Start of Entries

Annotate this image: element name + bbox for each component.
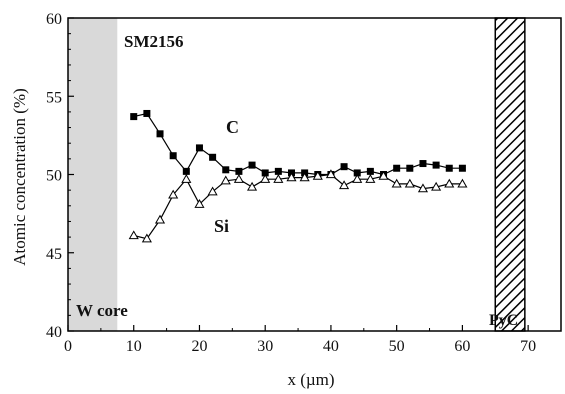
x-tick-label-50: 50: [389, 338, 405, 355]
point-c-x58: [445, 164, 453, 172]
point-c-x20: [195, 144, 203, 152]
region-label-pyc: PyC: [489, 312, 518, 329]
point-si-x50: [391, 178, 402, 188]
point-c-x30: [261, 169, 269, 177]
x-tick-label-30: 30: [257, 338, 273, 355]
y-tick-label-60: 60: [46, 11, 62, 28]
series-lines: [133, 112, 463, 240]
point-si-x30: [260, 173, 271, 183]
point-si-x16: [168, 189, 179, 199]
y-tick-label-50: 50: [46, 168, 62, 185]
point-si-x24: [220, 175, 231, 185]
annotation-c-label: C: [226, 117, 239, 137]
point-c-x28: [248, 161, 256, 169]
point-si-x20: [194, 199, 205, 208]
point-c-x32: [274, 167, 282, 175]
point-c-x22: [209, 153, 217, 161]
x-axis-label: x (µm): [287, 370, 334, 389]
ticks: 0 10 20 30 40 50 60 70 40 45 50 55 60: [46, 11, 536, 355]
point-c-x10: [130, 113, 138, 121]
point-c-x56: [432, 161, 440, 169]
point-c-x60: [458, 164, 466, 172]
point-si-x14: [154, 214, 166, 224]
region-pyc: [494, 17, 526, 332]
point-c-x46: [366, 167, 374, 175]
x-tick-label-70: 70: [520, 338, 536, 355]
point-si-x40: [325, 169, 336, 179]
point-si-x48: [378, 170, 389, 180]
point-c-x24: [222, 166, 230, 174]
point-si-x52: [404, 178, 415, 188]
x-tick-label-10: 10: [126, 338, 142, 355]
point-si-x42: [339, 180, 350, 190]
point-c-x42: [340, 163, 348, 171]
point-si-x36: [299, 172, 310, 182]
y-tick-label-45: 45: [46, 246, 62, 263]
point-si-x22: [207, 186, 218, 196]
x-tick-label-60: 60: [454, 338, 470, 355]
point-si-x54: [417, 183, 429, 193]
point-c-x16: [169, 152, 177, 160]
region-label-w-core: W core: [76, 301, 128, 320]
y-axis-label: Atomic concentration (%): [10, 88, 29, 266]
y-tick-label-40: 40: [46, 324, 62, 341]
annotation-si-label: Si: [214, 216, 229, 236]
series-line-si: [133, 173, 463, 240]
point-si-x60: [457, 178, 468, 188]
point-c-x18: [182, 167, 190, 175]
point-c-x12: [143, 109, 151, 117]
shaded-regions: [68, 17, 526, 332]
y-tick-label-55: 55: [46, 89, 62, 106]
point-si-x12: [141, 233, 152, 243]
point-c-x52: [406, 164, 414, 172]
point-c-x50: [393, 164, 401, 172]
point-si-x10: [128, 230, 139, 240]
point-si-x18: [181, 173, 192, 183]
point-si-x46: [365, 173, 376, 183]
point-si-x32: [273, 173, 284, 183]
point-c-x26: [235, 167, 243, 175]
point-si-x56: [431, 181, 442, 191]
point-c-x14: [156, 130, 164, 138]
x-tick-label-20: 20: [191, 338, 207, 355]
point-c-x44: [353, 169, 361, 177]
region-w-core: [68, 18, 118, 331]
x-tick-label-0: 0: [64, 338, 72, 355]
point-si-x34: [286, 172, 297, 182]
annotation-sample-id: SM2156: [124, 32, 184, 51]
point-si-x38: [312, 170, 323, 180]
series-markers: [128, 109, 468, 243]
point-c-x54: [419, 160, 427, 168]
point-si-x26: [233, 173, 244, 183]
point-si-x58: [444, 178, 455, 188]
point-si-x28: [246, 181, 258, 191]
point-si-x44: [352, 173, 363, 183]
x-tick-label-40: 40: [323, 338, 339, 355]
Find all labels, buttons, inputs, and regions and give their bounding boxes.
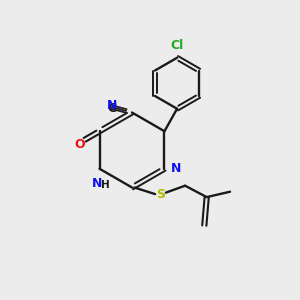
Text: N: N xyxy=(92,177,102,190)
Text: C: C xyxy=(107,102,116,115)
Text: H: H xyxy=(100,180,109,190)
Text: O: O xyxy=(75,137,86,151)
Text: S: S xyxy=(156,188,165,201)
Text: N: N xyxy=(106,99,117,112)
Text: Cl: Cl xyxy=(170,39,184,52)
Text: N: N xyxy=(171,162,181,175)
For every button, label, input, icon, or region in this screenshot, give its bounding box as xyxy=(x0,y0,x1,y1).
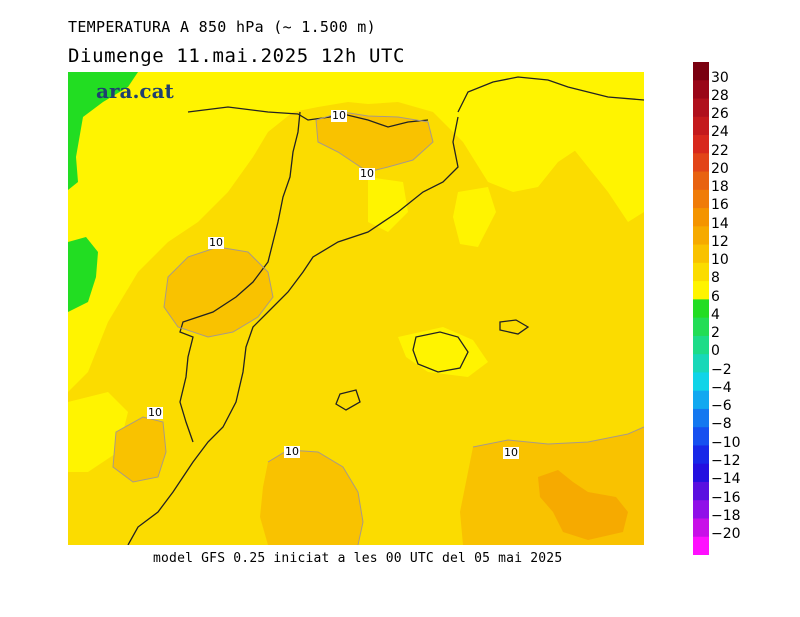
legend-label: 10 xyxy=(711,252,729,269)
legend-swatch xyxy=(693,354,709,373)
legend-swatch xyxy=(693,244,709,264)
legend-swatch xyxy=(693,445,709,465)
contour-label: 10 xyxy=(147,406,163,419)
field-4-6-nw xyxy=(68,72,138,190)
contour-label: 10 xyxy=(208,236,224,249)
legend-label: −18 xyxy=(711,507,741,524)
legend-swatch xyxy=(693,481,709,501)
legend-swatch xyxy=(693,372,709,392)
contour-label: 10 xyxy=(359,167,375,180)
legend-label: 30 xyxy=(711,69,729,86)
legend-label: −6 xyxy=(711,398,732,415)
legend-label: 12 xyxy=(711,233,729,250)
legend-label: −20 xyxy=(711,526,741,542)
contour-label: 10 xyxy=(284,445,300,458)
menorca xyxy=(499,319,530,335)
legend-label: 2 xyxy=(711,325,720,342)
field-6-8-blob1 xyxy=(453,187,496,247)
ara-cat-logo: ara.cat xyxy=(96,79,174,103)
legend-label: −10 xyxy=(711,434,741,451)
france-coast xyxy=(187,106,344,121)
legend-swatch xyxy=(693,390,709,410)
field-10-12-ebro xyxy=(164,247,273,337)
pyrenees-border xyxy=(342,113,429,128)
legend-swatch xyxy=(693,116,709,136)
legend-label: 14 xyxy=(711,215,729,232)
legend-swatch xyxy=(693,226,709,246)
model-footnote: model GFS 0.25 iniciat a les 00 UTC del … xyxy=(153,551,563,566)
legend-label: 26 xyxy=(711,106,729,122)
legend-swatch xyxy=(693,335,709,355)
color-legend xyxy=(693,62,709,555)
aragon-border xyxy=(179,111,301,443)
field-12-14-se xyxy=(538,470,628,540)
legend-swatch xyxy=(693,208,709,227)
legend-label: 4 xyxy=(711,306,720,323)
legend-swatch xyxy=(693,98,709,118)
legend-label: −8 xyxy=(711,416,732,433)
legend-label: 0 xyxy=(711,343,720,360)
field-6-8-ne xyxy=(548,72,644,222)
legend-swatch xyxy=(693,299,709,319)
legend-label: −16 xyxy=(711,489,741,506)
legend-label: 20 xyxy=(711,160,729,177)
legend-swatch xyxy=(693,153,709,173)
legend-swatch xyxy=(693,500,709,519)
legend-label: 28 xyxy=(711,87,729,104)
ibiza xyxy=(335,389,361,411)
legend-label: −12 xyxy=(711,453,741,469)
legend-swatch xyxy=(693,262,709,282)
legend-label: −4 xyxy=(711,379,732,396)
gulf-lion-coast xyxy=(457,76,645,113)
contour-label: 10 xyxy=(503,446,519,459)
legend-label: −2 xyxy=(711,361,732,378)
legend-swatch xyxy=(693,62,709,81)
legend-label: 24 xyxy=(711,124,729,141)
field-6-8-blob2 xyxy=(368,177,408,232)
chart-subtitle: Diumenge 11.mai.2025 12h UTC xyxy=(68,45,406,67)
legend-swatch xyxy=(693,408,709,428)
legend-label: −14 xyxy=(711,471,741,488)
field-10-12-sw xyxy=(113,417,166,482)
field-6-8-north xyxy=(68,72,644,392)
mallorca xyxy=(412,331,469,373)
field-6-8-west xyxy=(68,392,128,472)
legend-label: 22 xyxy=(711,142,729,159)
legend-swatch xyxy=(693,463,709,483)
legend-label: 6 xyxy=(711,288,720,305)
chart-title: TEMPERATURA A 850 hPa (~ 1.500 m) xyxy=(68,18,376,36)
legend-swatch xyxy=(693,317,709,337)
legend-label: 18 xyxy=(711,179,729,196)
contour-label: 10 xyxy=(331,109,347,122)
field-4-6-west xyxy=(68,237,98,312)
legend-swatch xyxy=(693,427,709,446)
legend-swatch xyxy=(693,80,709,100)
field-10-12-pyrenees xyxy=(316,112,433,172)
legend-swatch xyxy=(693,171,709,191)
legend-labels: 30 28 26 24 22 20 18 16 14 12 10 8 6 4 2 0 −2 −4 −6 −8 −10 −1… xyxy=(711,62,771,555)
field-10-12-south xyxy=(260,450,363,545)
legend-swatch xyxy=(693,189,709,209)
legend-swatch xyxy=(693,536,709,555)
temperature-map xyxy=(68,72,645,546)
legend-label: 8 xyxy=(711,270,720,287)
legend-swatch xyxy=(693,281,709,300)
legend-swatch xyxy=(693,135,709,154)
legend-label: 16 xyxy=(711,197,729,214)
legend-swatch xyxy=(693,518,709,538)
catalonia-coast xyxy=(127,116,459,546)
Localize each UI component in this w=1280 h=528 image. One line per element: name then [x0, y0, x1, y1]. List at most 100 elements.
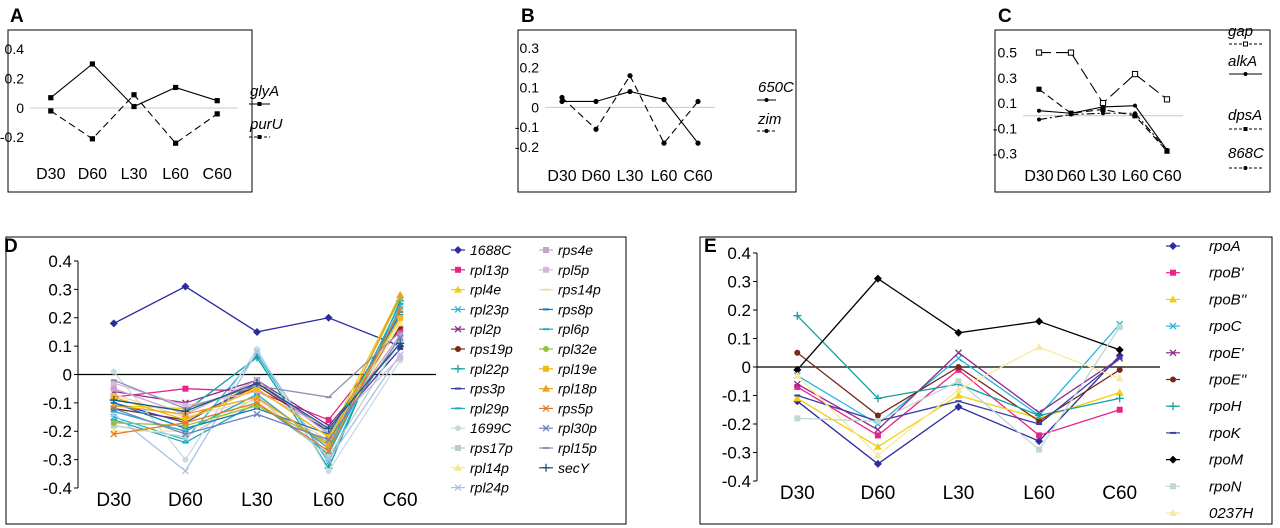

End of Entries

• _Written instruction_:
Rewrite the lines from the one containing "Text: N: N xyxy=(92,177,102,190)" through the one containing "For every button, label, input, icon, or", including both, as a numbered list, leaving out any blank lines.

• _Output of the exercise_:
1. Text: N: N xyxy=(92,177,102,190)
2. Text: C: C xyxy=(107,102,116,115)
3. Text: H: H xyxy=(100,180,109,190)
4. Text: O: O xyxy=(75,137,86,151)
5. Text: S: S xyxy=(156,188,165,201)
6. Text: N: N xyxy=(106,99,117,112)
7. Text: Cl: Cl xyxy=(170,39,184,52)
8. Text: N: N xyxy=(171,162,181,175)
9. For every button, label, input, icon, or region in this screenshot, give its bounding box as xyxy=(x0,y0,x1,y1).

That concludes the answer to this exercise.